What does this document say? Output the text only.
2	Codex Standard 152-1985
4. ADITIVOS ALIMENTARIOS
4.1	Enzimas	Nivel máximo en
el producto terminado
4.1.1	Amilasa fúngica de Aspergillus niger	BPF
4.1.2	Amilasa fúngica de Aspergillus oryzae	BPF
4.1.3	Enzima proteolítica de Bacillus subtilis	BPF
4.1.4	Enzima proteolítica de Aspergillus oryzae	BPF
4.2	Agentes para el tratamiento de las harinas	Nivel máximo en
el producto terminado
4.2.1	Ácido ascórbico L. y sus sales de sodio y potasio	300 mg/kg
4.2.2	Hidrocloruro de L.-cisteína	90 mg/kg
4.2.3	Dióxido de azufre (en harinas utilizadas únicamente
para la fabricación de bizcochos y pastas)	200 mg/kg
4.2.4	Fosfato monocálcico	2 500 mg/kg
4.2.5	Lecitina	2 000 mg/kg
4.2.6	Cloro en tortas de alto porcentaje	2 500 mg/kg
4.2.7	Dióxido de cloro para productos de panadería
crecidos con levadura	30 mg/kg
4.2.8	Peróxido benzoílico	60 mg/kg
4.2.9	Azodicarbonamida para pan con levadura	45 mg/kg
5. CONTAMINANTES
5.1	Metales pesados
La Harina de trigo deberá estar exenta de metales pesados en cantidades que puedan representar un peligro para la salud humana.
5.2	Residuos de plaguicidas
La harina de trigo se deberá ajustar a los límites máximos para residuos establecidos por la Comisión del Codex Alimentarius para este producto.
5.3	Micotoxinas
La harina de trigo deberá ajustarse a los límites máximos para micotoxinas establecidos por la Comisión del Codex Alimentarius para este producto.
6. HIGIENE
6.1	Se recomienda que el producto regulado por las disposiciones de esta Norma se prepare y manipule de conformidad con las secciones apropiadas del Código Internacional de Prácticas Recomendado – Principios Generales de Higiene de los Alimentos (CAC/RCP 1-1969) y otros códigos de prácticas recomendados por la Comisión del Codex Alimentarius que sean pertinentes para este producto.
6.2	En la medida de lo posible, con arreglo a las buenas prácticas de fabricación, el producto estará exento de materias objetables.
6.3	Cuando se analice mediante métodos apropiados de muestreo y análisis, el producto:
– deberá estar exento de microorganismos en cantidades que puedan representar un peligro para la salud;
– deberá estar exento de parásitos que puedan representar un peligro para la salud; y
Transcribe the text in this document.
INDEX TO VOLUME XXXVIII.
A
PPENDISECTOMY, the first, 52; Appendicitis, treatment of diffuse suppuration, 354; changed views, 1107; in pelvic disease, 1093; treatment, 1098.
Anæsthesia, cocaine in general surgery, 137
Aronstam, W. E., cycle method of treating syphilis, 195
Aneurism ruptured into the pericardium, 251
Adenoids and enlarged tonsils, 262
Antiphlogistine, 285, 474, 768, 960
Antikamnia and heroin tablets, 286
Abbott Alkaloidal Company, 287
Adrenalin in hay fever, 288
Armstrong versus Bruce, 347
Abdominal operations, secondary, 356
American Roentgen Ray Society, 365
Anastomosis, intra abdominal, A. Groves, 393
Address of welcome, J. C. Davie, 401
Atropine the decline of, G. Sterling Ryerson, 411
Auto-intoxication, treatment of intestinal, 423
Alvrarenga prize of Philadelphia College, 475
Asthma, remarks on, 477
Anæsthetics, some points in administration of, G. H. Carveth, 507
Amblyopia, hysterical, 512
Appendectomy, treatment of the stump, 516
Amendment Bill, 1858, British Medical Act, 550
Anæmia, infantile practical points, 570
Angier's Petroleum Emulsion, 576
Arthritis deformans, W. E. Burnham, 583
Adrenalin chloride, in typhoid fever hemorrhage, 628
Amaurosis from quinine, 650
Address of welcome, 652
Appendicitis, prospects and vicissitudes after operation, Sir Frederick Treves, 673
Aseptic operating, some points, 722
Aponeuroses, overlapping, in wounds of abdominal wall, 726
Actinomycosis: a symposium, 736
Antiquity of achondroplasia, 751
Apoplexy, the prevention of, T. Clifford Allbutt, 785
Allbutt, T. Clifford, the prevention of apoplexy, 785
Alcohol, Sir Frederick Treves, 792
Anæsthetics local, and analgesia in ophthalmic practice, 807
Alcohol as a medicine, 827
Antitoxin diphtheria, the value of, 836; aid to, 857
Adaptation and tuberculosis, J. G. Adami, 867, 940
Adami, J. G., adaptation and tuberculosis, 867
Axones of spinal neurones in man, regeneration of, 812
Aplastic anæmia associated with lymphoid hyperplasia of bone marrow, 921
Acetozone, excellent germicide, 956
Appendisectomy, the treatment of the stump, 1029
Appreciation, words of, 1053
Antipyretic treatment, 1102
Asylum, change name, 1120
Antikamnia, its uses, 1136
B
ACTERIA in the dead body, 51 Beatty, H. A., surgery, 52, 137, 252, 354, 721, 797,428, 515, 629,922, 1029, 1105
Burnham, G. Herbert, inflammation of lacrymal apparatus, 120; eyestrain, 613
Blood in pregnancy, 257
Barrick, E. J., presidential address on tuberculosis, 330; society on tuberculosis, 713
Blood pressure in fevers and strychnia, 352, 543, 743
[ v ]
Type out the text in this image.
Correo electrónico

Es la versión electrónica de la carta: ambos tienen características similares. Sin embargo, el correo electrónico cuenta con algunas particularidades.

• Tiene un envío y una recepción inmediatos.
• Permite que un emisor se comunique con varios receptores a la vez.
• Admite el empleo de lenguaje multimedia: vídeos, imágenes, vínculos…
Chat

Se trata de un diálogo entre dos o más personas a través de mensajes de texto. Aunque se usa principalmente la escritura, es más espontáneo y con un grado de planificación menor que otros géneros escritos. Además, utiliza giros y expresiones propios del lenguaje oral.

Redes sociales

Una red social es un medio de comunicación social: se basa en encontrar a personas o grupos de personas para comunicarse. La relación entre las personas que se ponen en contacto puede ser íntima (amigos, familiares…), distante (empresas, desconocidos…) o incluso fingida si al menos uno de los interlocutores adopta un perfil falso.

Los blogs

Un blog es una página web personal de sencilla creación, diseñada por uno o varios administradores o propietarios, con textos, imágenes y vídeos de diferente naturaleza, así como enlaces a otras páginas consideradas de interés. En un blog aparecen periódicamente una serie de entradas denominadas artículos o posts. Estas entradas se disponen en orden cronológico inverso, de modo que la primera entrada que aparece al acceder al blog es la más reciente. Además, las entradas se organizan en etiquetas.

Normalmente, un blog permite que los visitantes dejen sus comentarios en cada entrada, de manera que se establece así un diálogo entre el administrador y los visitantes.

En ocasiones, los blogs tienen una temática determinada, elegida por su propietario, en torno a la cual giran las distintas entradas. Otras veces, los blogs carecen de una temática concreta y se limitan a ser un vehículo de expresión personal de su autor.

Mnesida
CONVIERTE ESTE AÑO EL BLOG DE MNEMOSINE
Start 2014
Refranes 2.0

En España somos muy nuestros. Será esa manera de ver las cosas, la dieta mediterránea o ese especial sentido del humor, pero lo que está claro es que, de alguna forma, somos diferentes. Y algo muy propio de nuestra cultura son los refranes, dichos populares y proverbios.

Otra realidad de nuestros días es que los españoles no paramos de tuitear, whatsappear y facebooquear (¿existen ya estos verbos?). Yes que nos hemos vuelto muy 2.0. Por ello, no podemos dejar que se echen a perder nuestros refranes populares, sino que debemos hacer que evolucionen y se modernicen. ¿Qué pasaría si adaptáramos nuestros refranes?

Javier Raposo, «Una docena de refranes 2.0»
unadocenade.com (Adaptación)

___

> [Task instructions] In the material above, each line with the word "Allbutt" should be copied.

> [Response below]
Apoplexy, the prevention of, T. Clifford Allbutt, 785
Allbutt, T. Clifford, the prevention of apoplexy, 785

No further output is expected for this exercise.